**INPUT ROWS**.
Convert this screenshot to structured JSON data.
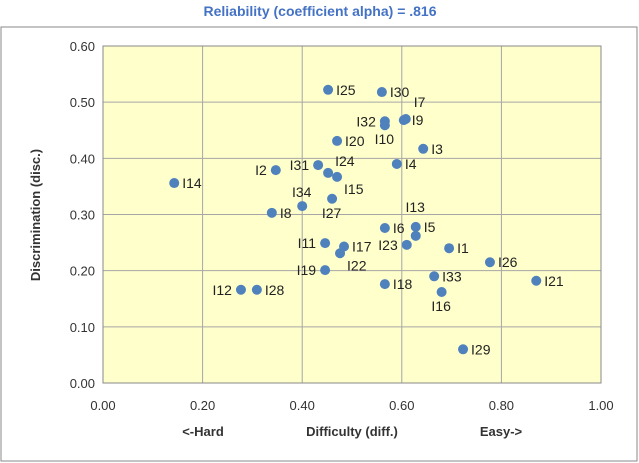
{
  "chart_data": {
    "type": "scatter",
    "title": "Reliability (coefficient alpha) =  .816",
    "xlabel": "Difficulty (diff.)",
    "xlabel_left": "<-Hard",
    "xlabel_right": "Easy->",
    "ylabel": "Discrimination (disc.)",
    "xlim": [
      0,
      1
    ],
    "ylim": [
      0,
      0.6
    ],
    "xticks": [
      "0.00",
      "0.20",
      "0.40",
      "0.60",
      "0.80",
      "1.00"
    ],
    "yticks": [
      "0.00",
      "0.10",
      "0.20",
      "0.30",
      "0.40",
      "0.50",
      "0.60"
    ],
    "grid": true,
    "colors": {
      "point": "#4f81bd",
      "plot_bg": "#ffffcc",
      "title": "#4472c4",
      "grid": "#a6a6a6"
    },
    "points": [
      {
        "label": "I25",
        "x": 0.452,
        "y": 0.522
      },
      {
        "label": "I30",
        "x": 0.56,
        "y": 0.518
      },
      {
        "label": "I32",
        "x": 0.566,
        "y": 0.466
      },
      {
        "label": "I10",
        "x": 0.566,
        "y": 0.459
      },
      {
        "label": "I9",
        "x": 0.604,
        "y": 0.468
      },
      {
        "label": "I7",
        "x": 0.608,
        "y": 0.47
      },
      {
        "label": "I20",
        "x": 0.47,
        "y": 0.431
      },
      {
        "label": "I3",
        "x": 0.643,
        "y": 0.417
      },
      {
        "label": "I4",
        "x": 0.59,
        "y": 0.39
      },
      {
        "label": "I31",
        "x": 0.432,
        "y": 0.388
      },
      {
        "label": "I24",
        "x": 0.452,
        "y": 0.374
      },
      {
        "label": "I15",
        "x": 0.47,
        "y": 0.367
      },
      {
        "label": "I2",
        "x": 0.347,
        "y": 0.379
      },
      {
        "label": "I14",
        "x": 0.143,
        "y": 0.356
      },
      {
        "label": "I27",
        "x": 0.46,
        "y": 0.328
      },
      {
        "label": "I34",
        "x": 0.4,
        "y": 0.315
      },
      {
        "label": "I8",
        "x": 0.339,
        "y": 0.303
      },
      {
        "label": "I6",
        "x": 0.566,
        "y": 0.276
      },
      {
        "label": "I5",
        "x": 0.628,
        "y": 0.278
      },
      {
        "label": "I13",
        "x": 0.628,
        "y": 0.262
      },
      {
        "label": "I23",
        "x": 0.61,
        "y": 0.246
      },
      {
        "label": "I1",
        "x": 0.695,
        "y": 0.24
      },
      {
        "label": "I11",
        "x": 0.446,
        "y": 0.249
      },
      {
        "label": "I17",
        "x": 0.484,
        "y": 0.243
      },
      {
        "label": "I22",
        "x": 0.476,
        "y": 0.231
      },
      {
        "label": "I19",
        "x": 0.446,
        "y": 0.201
      },
      {
        "label": "I26",
        "x": 0.777,
        "y": 0.215
      },
      {
        "label": "I21",
        "x": 0.87,
        "y": 0.182
      },
      {
        "label": "I18",
        "x": 0.566,
        "y": 0.176
      },
      {
        "label": "I33",
        "x": 0.665,
        "y": 0.19
      },
      {
        "label": "I16",
        "x": 0.68,
        "y": 0.162
      },
      {
        "label": "I29",
        "x": 0.723,
        "y": 0.06
      },
      {
        "label": "I12",
        "x": 0.277,
        "y": 0.166
      },
      {
        "label": "I28",
        "x": 0.309,
        "y": 0.166
      }
    ]
  }
}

**SET TASK**.
Output all the records, word for word, with no pictures in the copy.

**ANSWER TO THE TASK**.
Convert this screenshot to structured JSON data.
{
  "chart_data": {
    "type": "scatter",
    "title": "Reliability (coefficient alpha) =  .816",
    "xlabel": "Difficulty (diff.)",
    "xlabel_left": "<-Hard",
    "xlabel_right": "Easy->",
    "ylabel": "Discrimination (disc.)",
    "xlim": [
      0,
      1
    ],
    "ylim": [
      0,
      0.6
    ],
    "xticks": [
      "0.00",
      "0.20",
      "0.40",
      "0.60",
      "0.80",
      "1.00"
    ],
    "yticks": [
      "0.00",
      "0.10",
      "0.20",
      "0.30",
      "0.40",
      "0.50",
      "0.60"
    ],
    "grid": true,
    "colors": {
      "point": "#4f81bd",
      "plot_bg": "#ffffcc",
      "title": "#4472c4",
      "grid": "#a6a6a6"
    },
    "points": [
      {
        "label": "I25",
        "x": 0.452,
        "y": 0.522
      },
      {
        "label": "I30",
        "x": 0.56,
        "y": 0.518
      },
      {
        "label": "I32",
        "x": 0.566,
        "y": 0.466
      },
      {
        "label": "I10",
        "x": 0.566,
        "y": 0.459
      },
      {
        "label": "I9",
        "x": 0.604,
        "y": 0.468
      },
      {
        "label": "I7",
        "x": 0.608,
        "y": 0.47
      },
      {
        "label": "I20",
        "x": 0.47,
        "y": 0.431
      },
      {
        "label": "I3",
        "x": 0.643,
        "y": 0.417
      },
      {
        "label": "I4",
        "x": 0.59,
        "y": 0.39
      },
      {
        "label": "I31",
        "x": 0.432,
        "y": 0.388
      },
      {
        "label": "I24",
        "x": 0.452,
        "y": 0.374
      },
      {
        "label": "I15",
        "x": 0.47,
        "y": 0.367
      },
      {
        "label": "I2",
        "x": 0.347,
        "y": 0.379
      },
      {
        "label": "I14",
        "x": 0.143,
        "y": 0.356
      },
      {
        "label": "I27",
        "x": 0.46,
        "y": 0.328
      },
      {
        "label": "I34",
        "x": 0.4,
        "y": 0.315
      },
      {
        "label": "I8",
        "x": 0.339,
        "y": 0.303
      },
      {
        "label": "I6",
        "x": 0.566,
        "y": 0.276
      },
      {
        "label": "I5",
        "x": 0.628,
        "y": 0.278
      },
      {
        "label": "I13",
        "x": 0.628,
        "y": 0.262
      },
      {
        "label": "I23",
        "x": 0.61,
        "y": 0.246
      },
      {
        "label": "I1",
        "x": 0.695,
        "y": 0.24
      },
      {
        "label": "I11",
        "x": 0.446,
        "y": 0.249
      },
      {
        "label": "I17",
        "x": 0.484,
        "y": 0.243
      },
      {
        "label": "I22",
        "x": 0.476,
        "y": 0.231
      },
      {
        "label": "I19",
        "x": 0.446,
        "y": 0.201
      },
      {
        "label": "I26",
        "x": 0.777,
        "y": 0.215
      },
      {
        "label": "I21",
        "x": 0.87,
        "y": 0.182
      },
      {
        "label": "I18",
        "x": 0.566,
        "y": 0.176
      },
      {
        "label": "I33",
        "x": 0.665,
        "y": 0.19
      },
      {
        "label": "I16",
        "x": 0.68,
        "y": 0.162
      },
      {
        "label": "I29",
        "x": 0.723,
        "y": 0.06
      },
      {
        "label": "I12",
        "x": 0.277,
        "y": 0.166
      },
      {
        "label": "I28",
        "x": 0.309,
        "y": 0.166
      }
    ]
  }
}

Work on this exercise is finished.